Stated task:
Lay out all of the data below as a Markdown table with two columns, Row and Line, where Row numbers each line in order and Line holds that line's text. Skip blank lines and leave the pictures out.
• • •
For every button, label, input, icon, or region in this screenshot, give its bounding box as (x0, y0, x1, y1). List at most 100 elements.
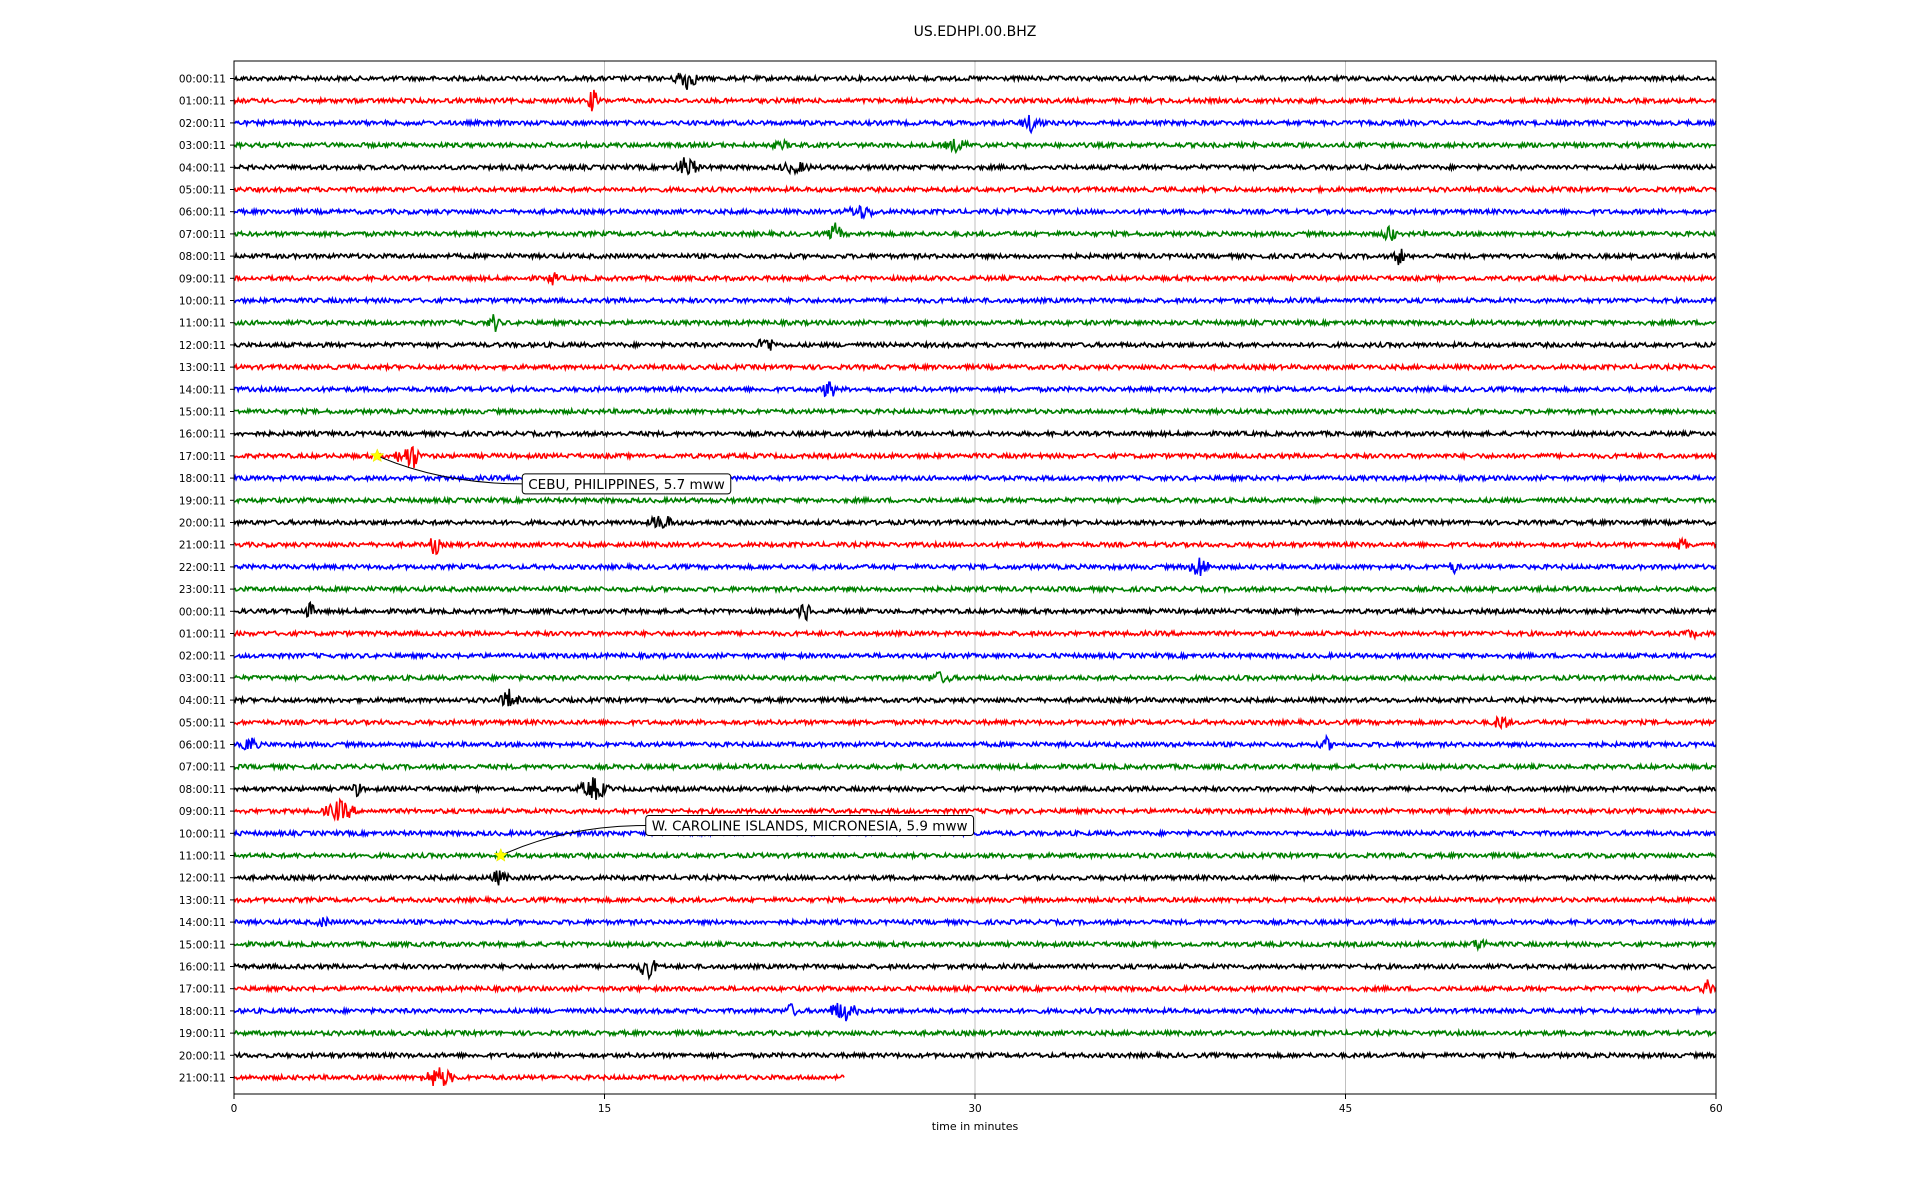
row-label-33: 09:00:11 (179, 806, 226, 818)
seismic-traces (233, 72, 1717, 1086)
trace-row-1 (233, 89, 1717, 112)
row-label-5: 05:00:11 (179, 185, 226, 197)
trace-row-9 (233, 272, 1717, 286)
trace-row-2 (233, 114, 1717, 135)
event-connector-0 (377, 455, 523, 485)
row-label-9: 09:00:11 (179, 273, 226, 285)
trace-row-27 (233, 671, 1717, 684)
x-tick-label-1: 15 (598, 1103, 611, 1115)
trace-row-40 (233, 960, 1717, 981)
trace-row-36 (233, 870, 1717, 886)
row-label-28: 04:00:11 (179, 695, 226, 707)
trace-row-42 (233, 1002, 1717, 1022)
row-label-12: 12:00:11 (179, 340, 226, 352)
row-label-20: 20:00:11 (179, 518, 226, 530)
trace-row-38 (233, 915, 1717, 928)
trace-row-39 (233, 937, 1717, 953)
trace-row-12 (233, 338, 1717, 351)
row-label-35: 11:00:11 (179, 851, 226, 863)
row-label-8: 08:00:11 (179, 251, 226, 263)
trace-row-43 (233, 1027, 1717, 1039)
trace-row-5 (233, 184, 1717, 195)
trace-row-21 (233, 536, 1717, 556)
trace-row-11 (233, 314, 1717, 332)
trace-row-15 (233, 406, 1717, 417)
row-label-40: 16:00:11 (179, 962, 226, 974)
row-label-39: 15:00:11 (179, 939, 226, 951)
trace-row-28 (233, 688, 1717, 707)
trace-row-44 (233, 1050, 1717, 1061)
row-label-25: 01:00:11 (179, 629, 226, 641)
trace-row-34 (233, 828, 1716, 839)
trace-row-17 (233, 445, 1717, 469)
trace-row-7 (233, 222, 1717, 242)
row-label-10: 10:00:11 (179, 296, 226, 308)
trace-row-19 (233, 495, 1717, 506)
grid-lines (604, 61, 1346, 1094)
row-label-24: 00:00:11 (179, 606, 226, 618)
row-label-37: 13:00:11 (179, 895, 226, 907)
row-label-41: 17:00:11 (179, 984, 226, 996)
trace-row-24 (233, 600, 1717, 622)
row-label-19: 19:00:11 (179, 495, 226, 507)
row-label-34: 10:00:11 (179, 828, 226, 840)
trace-row-0 (234, 72, 1717, 90)
trace-row-10 (233, 295, 1717, 306)
event-label-1: W. CAROLINE ISLANDS, MICRONESIA, 5.9 mww (652, 819, 968, 835)
trace-row-16 (233, 428, 1717, 439)
row-label-27: 03:00:11 (179, 673, 226, 685)
trace-row-6 (233, 204, 1717, 221)
trace-row-23 (233, 584, 1717, 595)
chart-title: US.EDHPI.00.BHZ (914, 24, 1037, 40)
row-label-43: 19:00:11 (179, 1028, 226, 1040)
row-label-17: 17:00:11 (179, 451, 226, 463)
row-label-1: 01:00:11 (179, 96, 226, 108)
trace-row-35 (233, 850, 1717, 861)
trace-row-32 (233, 777, 1717, 800)
event-annotation-0: CEBU, PHILIPPINES, 5.7 mww (369, 448, 732, 495)
x-tick-label-4: 60 (1709, 1103, 1722, 1115)
row-label-21: 21:00:11 (179, 540, 226, 552)
trace-row-13 (233, 361, 1717, 373)
trace-row-37 (233, 894, 1717, 905)
row-label-13: 13:00:11 (179, 362, 226, 374)
row-label-36: 12:00:11 (179, 873, 226, 885)
row-label-44: 20:00:11 (179, 1050, 226, 1062)
trace-row-3 (233, 137, 1717, 155)
row-label-18: 18:00:11 (179, 473, 226, 485)
trace-row-29 (233, 715, 1717, 731)
row-label-29: 05:00:11 (179, 717, 226, 729)
event-label-0: CEBU, PHILIPPINES, 5.7 mww (528, 477, 725, 493)
row-label-26: 02:00:11 (179, 651, 226, 663)
row-label-7: 07:00:11 (179, 229, 226, 241)
event-connector-1 (500, 825, 646, 856)
trace-row-4 (233, 157, 1717, 177)
row-label-22: 22:00:11 (179, 562, 226, 574)
x-axis-ticks: 0 15 30 45 60 (231, 1094, 1723, 1115)
row-label-2: 02:00:11 (179, 118, 226, 130)
row-label-0: 00:00:11 (179, 74, 226, 86)
row-label-6: 06:00:11 (179, 207, 226, 219)
x-tick-label-3: 45 (1339, 1103, 1352, 1115)
trace-row-18 (233, 472, 1717, 484)
trace-row-31 (233, 761, 1717, 772)
x-tick-label-0: 0 (231, 1103, 238, 1115)
row-label-31: 07:00:11 (179, 762, 226, 774)
row-label-14: 14:00:11 (179, 384, 226, 396)
trace-row-26 (233, 650, 1717, 661)
trace-row-45 (233, 1067, 845, 1086)
event-label-box-1 (645, 815, 975, 836)
row-label-42: 18:00:11 (179, 1006, 226, 1018)
row-label-3: 03:00:11 (179, 140, 226, 152)
row-label-30: 06:00:11 (179, 740, 226, 752)
trace-row-33 (233, 797, 1717, 822)
trace-row-14 (233, 381, 1717, 398)
event-annotations: CEBU, PHILIPPINES, 5.7 mww W. CAROLINE IS… (369, 448, 975, 862)
trace-row-41 (233, 979, 1717, 995)
row-label-45: 21:00:11 (179, 1073, 226, 1085)
trace-row-30 (233, 733, 1717, 751)
row-label-32: 08:00:11 (179, 784, 226, 796)
trace-row-22 (233, 557, 1717, 576)
trace-row-20 (233, 514, 1717, 529)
• • •
The answer:
| Row | Line |
|---|---|
| 1 | For every button, label, input, icon, or region in this screenshot, give its bounding box as (x0, y0, x1, y1). List at most 100 elements. |
| 2 | row-label-33: 09:00:11 (179, 806, 226, 818) |
| 3 | seismic-traces (233, 72, 1717, 1086) |
| 4 | trace-row-1 (233, 89, 1717, 112) |
| 5 | row-label-5: 05:00:11 (179, 185, 226, 197) |
| 6 | trace-row-9 (233, 272, 1717, 286) |
| 7 | trace-row-2 (233, 114, 1717, 135) |
| 8 | event-connector-0 (377, 455, 523, 485) |
| 9 | row-label-9: 09:00:11 (179, 273, 226, 285) |
| 10 | trace-row-27 (233, 671, 1717, 684) |
| 11 | x-tick-label-1: 15 (598, 1103, 611, 1115) |
| 12 | trace-row-40 (233, 960, 1717, 981) |
| 13 | trace-row-36 (233, 870, 1717, 886) |
| 14 | row-label-28: 04:00:11 (179, 695, 226, 707) |
| 15 | trace-row-42 (233, 1002, 1717, 1022) |
| 16 | row-label-12: 12:00:11 (179, 340, 226, 352) |
| 17 | row-label-20: 20:00:11 (179, 518, 226, 530) |
| 18 | trace-row-38 (233, 915, 1717, 928) |
| 19 | trace-row-39 (233, 937, 1717, 953) |
| 20 | trace-row-12 (233, 338, 1717, 351) |
| 21 | row-label-35: 11:00:11 (179, 851, 226, 863) |
| 22 | row-label-8: 08:00:11 (179, 251, 226, 263) |
| 23 | trace-row-43 (233, 1027, 1717, 1039) |
| 24 | trace-row-5 (233, 184, 1717, 195) |
| 25 | trace-row-21 (233, 536, 1717, 556) |
| 26 | trace-row-11 (233, 314, 1717, 332) |
| 27 | trace-row-15 (233, 406, 1717, 417) |
| 28 | row-label-40: 16:00:11 (179, 962, 226, 974) |
| 29 | row-label-39: 15:00:11 (179, 939, 226, 951) |
| 30 | trace-row-28 (233, 688, 1717, 707) |
| 31 | trace-row-44 (233, 1050, 1717, 1061) |
| 32 | row-label-25: 01:00:11 (179, 629, 226, 641) |
| 33 | trace-row-34 (233, 828, 1716, 839) |
| 34 | trace-row-17 (233, 445, 1717, 469) |
| 35 | trace-row-7 (233, 222, 1717, 242) |
| 36 | row-label-10: 10:00:11 (179, 296, 226, 308) |
| 37 | trace-row-19 (233, 495, 1717, 506) |
| 38 | grid-lines (604, 61, 1346, 1094) |
| 39 | row-label-24: 00:00:11 (179, 606, 226, 618) |
| 40 | row-label-37: 13:00:11 (179, 895, 226, 907) |
| 41 | row-label-41: 17:00:11 (179, 984, 226, 996) |
| 42 | trace-row-24 (233, 600, 1717, 622) |
| 43 | row-label-19: 19:00:11 (179, 495, 226, 507) |
| 44 | row-label-34: 10:00:11 (179, 828, 226, 840) |
| 45 | trace-row-0 (234, 72, 1717, 90) |
| 46 | trace-row-10 (233, 295, 1717, 306) |
| 47 | event-label-1: W. CAROLINE ISLANDS, MICRONESIA, 5.9 mww (652, 819, 968, 835) |
| 48 | trace-row-16 (233, 428, 1717, 439) |
| 49 | row-label-27: 03:00:11 (179, 673, 226, 685) |
| 50 | trace-row-6 (233, 204, 1717, 221) |
| 51 | trace-row-23 (233, 584, 1717, 595) |
| 52 | chart-title: US.EDHPI.00.BHZ (914, 24, 1037, 40) |
| 53 | row-label-43: 19:00:11 (179, 1028, 226, 1040) |
| 54 | row-label-17: 17:00:11 (179, 451, 226, 463) |
| 55 | row-label-1: 01:00:11 (179, 96, 226, 108) |
| 56 | trace-row-35 (233, 850, 1717, 861) |
| 57 | trace-row-32 (233, 777, 1717, 800) |
| 58 | event-annotation-0: CEBU, PHILIPPINES, 5.7 mww (369, 448, 732, 495) |
| 59 | x-tick-label-4: 60 (1709, 1103, 1722, 1115) |
| 60 | row-label-21: 21:00:11 (179, 540, 226, 552) |
| 61 | trace-row-13 (233, 361, 1717, 373) |
| 62 | trace-row-37 (233, 894, 1717, 905) |
| 63 | row-label-13: 13:00:11 (179, 362, 226, 374) |
| 64 | row-label-36: 12:00:11 (179, 873, 226, 885) |
| 65 | row-label-44: 20:00:11 (179, 1050, 226, 1062) |
| 66 | trace-row-3 (233, 137, 1717, 155) |
| 67 | row-label-18: 18:00:11 (179, 473, 226, 485) |
| 68 | trace-row-29 (233, 715, 1717, 731) |
| 69 | row-label-29: 05:00:11 (179, 717, 226, 729) |
| 70 | event-label-0: CEBU, PHILIPPINES, 5.7 mww (528, 477, 725, 493) |
| 71 | row-label-26: 02:00:11 (179, 651, 226, 663) |
| 72 | row-label-7: 07:00:11 (179, 229, 226, 241) |
| 73 | event-connector-1 (500, 825, 646, 856) |
| 74 | trace-row-4 (233, 157, 1717, 177) |
| 75 | row-label-22: 22:00:11 (179, 562, 226, 574) |
| 76 | x-axis-ticks: 0 15 30 45 60 (231, 1094, 1723, 1115) |
| 77 | row-label-2: 02:00:11 (179, 118, 226, 130) |
| 78 | row-label-0: 00:00:11 (179, 74, 226, 86) |
| 79 | row-label-6: 06:00:11 (179, 207, 226, 219) |
| 80 | x-tick-label-3: 45 (1339, 1103, 1352, 1115) |
| 81 | trace-row-18 (233, 472, 1717, 484) |
| 82 | trace-row-31 (233, 761, 1717, 772) |
| 83 | x-tick-label-0: 0 (231, 1103, 238, 1115) |
| 84 | row-label-31: 07:00:11 (179, 762, 226, 774) |
| 85 | row-label-14: 14:00:11 (179, 384, 226, 396) |
| 86 | trace-row-26 (233, 650, 1717, 661) |
| 87 | trace-row-45 (233, 1067, 845, 1086) |
| 88 | event-label-box-1 (645, 815, 975, 836) |
| 89 | row-label-42: 18:00:11 (179, 1006, 226, 1018) |
| 90 | row-label-3: 03:00:11 (179, 140, 226, 152) |
| 91 | row-label-30: 06:00:11 (179, 740, 226, 752) |
| 92 | trace-row-33 (233, 797, 1717, 822) |
| 93 | trace-row-14 (233, 381, 1717, 398) |
| 94 | event-annotations: CEBU, PHILIPPINES, 5.7 mww W. CAROLINE IS… (369, 448, 975, 862) |
| 95 | trace-row-41 (233, 979, 1717, 995) |
| 96 | row-label-45: 21:00:11 (179, 1073, 226, 1085) |
| 97 | trace-row-30 (233, 733, 1717, 751) |
| 98 | row-label-32: 08:00:11 (179, 784, 226, 796) |
| 99 | trace-row-22 (233, 557, 1717, 576) |
| 100 | trace-row-20 (233, 514, 1717, 529) |